### Exercise objective:
Every entry that follows should be reproduced exactly.

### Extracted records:
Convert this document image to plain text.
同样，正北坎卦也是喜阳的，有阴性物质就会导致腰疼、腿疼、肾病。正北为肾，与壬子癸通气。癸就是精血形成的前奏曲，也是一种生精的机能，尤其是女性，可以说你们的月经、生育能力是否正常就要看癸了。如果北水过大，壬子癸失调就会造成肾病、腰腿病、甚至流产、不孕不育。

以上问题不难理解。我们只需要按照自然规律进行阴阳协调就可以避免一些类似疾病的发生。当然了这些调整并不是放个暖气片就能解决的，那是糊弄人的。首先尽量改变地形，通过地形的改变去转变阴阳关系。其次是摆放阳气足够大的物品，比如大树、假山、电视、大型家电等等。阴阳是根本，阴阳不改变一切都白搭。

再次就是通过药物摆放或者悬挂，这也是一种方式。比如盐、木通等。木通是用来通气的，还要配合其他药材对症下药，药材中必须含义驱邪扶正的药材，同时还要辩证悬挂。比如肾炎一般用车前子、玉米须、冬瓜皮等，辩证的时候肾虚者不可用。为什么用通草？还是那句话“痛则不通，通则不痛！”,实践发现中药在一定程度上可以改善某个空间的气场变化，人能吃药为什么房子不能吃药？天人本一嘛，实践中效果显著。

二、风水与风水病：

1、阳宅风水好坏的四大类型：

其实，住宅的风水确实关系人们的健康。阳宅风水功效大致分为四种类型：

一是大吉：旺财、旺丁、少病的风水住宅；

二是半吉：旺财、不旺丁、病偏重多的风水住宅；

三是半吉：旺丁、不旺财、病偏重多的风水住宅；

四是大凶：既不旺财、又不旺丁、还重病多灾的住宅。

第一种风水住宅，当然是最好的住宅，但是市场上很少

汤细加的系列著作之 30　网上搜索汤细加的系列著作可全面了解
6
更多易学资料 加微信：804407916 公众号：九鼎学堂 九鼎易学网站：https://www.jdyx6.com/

### The solution:
Convert this document image to plain text.
同样，正北坎卦也是喜阳的，有阴性物质就会导致腰疼、腿疼、肾病。正北为肾，与壬子癸通气。癸就是精血形成的前奏曲，也是一种生精的机能，尤其是女性，可以说你们的月经、生育能力是否正常就要看癸了。如果北水过大，壬子癸失调就会造成肾病、腰腿病、甚至流产、不孕不育。

以上问题不难理解。我们只需要按照自然规律进行阴阳协调就可以避免一些类似疾病的发生。当然了这些调整并不是放个暖气片就能解决的，那是糊弄人的。首先尽量改变地形，通过地形的改变去转变阴阳关系。其次是摆放阳气足够大的物品，比如大树、假山、电视、大型家电等等。阴阳是根本，阴阳不改变一切都白搭。

再次就是通过药物摆放或者悬挂，这也是一种方式。比如盐、木通等。木通是用来通气的，还要配合其他药材对症下药，药材中必须含义驱邪扶正的药材，同时还要辩证悬挂。比如肾炎一般用车前子、玉米须、冬瓜皮等，辩证的时候肾虚者不可用。为什么用通草？还是那句话“痛则不通，通则不痛！”,实践发现中药在一定程度上可以改善某个空间的气场变化，人能吃药为什么房子不能吃药？天人本一嘛，实践中效果显著。

二、风水与风水病：

1、阳宅风水好坏的四大类型：

其实，住宅的风水确实关系人们的健康。阳宅风水功效大致分为四种类型：

一是大吉：旺财、旺丁、少病的风水住宅；

二是半吉：旺财、不旺丁、病偏重多的风水住宅；

三是半吉：旺丁、不旺财、病偏重多的风水住宅；

四是大凶：既不旺财、又不旺丁、还重病多灾的住宅。

第一种风水住宅，当然是最好的住宅，但是市场上很少

汤细加的系列著作之 30　网上搜索汤细加的系列著作可全面了解
6
更多易学资料 加微信：804407916 公众号：九鼎学堂 九鼎易学网站：https://www.jdyx6.com/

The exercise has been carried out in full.